Stated problem = Count, in the entries below, the lines in which "JSON" occurs. Give the number, nothing more.

Available records =
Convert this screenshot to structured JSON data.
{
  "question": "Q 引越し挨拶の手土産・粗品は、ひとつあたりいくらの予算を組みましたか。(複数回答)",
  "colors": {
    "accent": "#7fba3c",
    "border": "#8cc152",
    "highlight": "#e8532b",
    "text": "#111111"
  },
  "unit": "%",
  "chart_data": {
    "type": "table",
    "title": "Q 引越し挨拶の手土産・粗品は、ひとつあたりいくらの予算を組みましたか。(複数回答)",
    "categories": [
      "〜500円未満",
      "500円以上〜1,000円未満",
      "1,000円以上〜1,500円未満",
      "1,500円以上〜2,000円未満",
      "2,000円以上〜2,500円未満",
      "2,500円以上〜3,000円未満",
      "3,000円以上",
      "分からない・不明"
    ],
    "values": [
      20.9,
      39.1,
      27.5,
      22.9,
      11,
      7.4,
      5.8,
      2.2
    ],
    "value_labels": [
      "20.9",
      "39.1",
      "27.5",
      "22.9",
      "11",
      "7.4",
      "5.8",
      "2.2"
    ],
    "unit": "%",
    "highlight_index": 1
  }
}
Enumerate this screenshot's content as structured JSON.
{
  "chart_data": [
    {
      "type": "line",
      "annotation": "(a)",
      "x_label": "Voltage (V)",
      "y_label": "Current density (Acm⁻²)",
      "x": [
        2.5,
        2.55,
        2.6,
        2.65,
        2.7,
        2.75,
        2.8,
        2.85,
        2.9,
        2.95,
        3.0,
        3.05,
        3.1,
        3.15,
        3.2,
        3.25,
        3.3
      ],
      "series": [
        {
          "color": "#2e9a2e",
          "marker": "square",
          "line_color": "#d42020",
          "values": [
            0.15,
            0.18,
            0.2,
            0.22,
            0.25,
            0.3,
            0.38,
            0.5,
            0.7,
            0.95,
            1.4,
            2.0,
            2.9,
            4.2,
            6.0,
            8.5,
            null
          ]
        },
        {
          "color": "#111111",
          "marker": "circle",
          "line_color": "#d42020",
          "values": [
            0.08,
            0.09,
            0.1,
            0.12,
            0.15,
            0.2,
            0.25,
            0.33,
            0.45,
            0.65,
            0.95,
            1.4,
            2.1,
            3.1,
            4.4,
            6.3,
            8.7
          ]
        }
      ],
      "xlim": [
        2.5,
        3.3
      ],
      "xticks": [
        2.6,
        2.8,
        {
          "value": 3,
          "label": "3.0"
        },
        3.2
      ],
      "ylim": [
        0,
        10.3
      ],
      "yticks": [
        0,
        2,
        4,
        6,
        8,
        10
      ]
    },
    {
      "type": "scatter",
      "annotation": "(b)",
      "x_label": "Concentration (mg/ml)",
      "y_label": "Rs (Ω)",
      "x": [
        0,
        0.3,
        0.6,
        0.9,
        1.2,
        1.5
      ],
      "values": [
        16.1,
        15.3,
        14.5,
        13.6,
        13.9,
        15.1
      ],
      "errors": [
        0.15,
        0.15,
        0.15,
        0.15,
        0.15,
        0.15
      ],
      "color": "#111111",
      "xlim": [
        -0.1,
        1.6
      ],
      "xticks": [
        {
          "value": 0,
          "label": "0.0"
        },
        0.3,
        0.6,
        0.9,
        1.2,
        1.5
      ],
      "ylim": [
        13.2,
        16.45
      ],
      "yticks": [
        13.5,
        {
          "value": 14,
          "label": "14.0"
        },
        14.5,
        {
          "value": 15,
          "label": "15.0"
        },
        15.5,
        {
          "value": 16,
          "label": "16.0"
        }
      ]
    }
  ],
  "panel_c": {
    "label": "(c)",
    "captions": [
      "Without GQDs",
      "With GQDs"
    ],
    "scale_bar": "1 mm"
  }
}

Result for this task = 2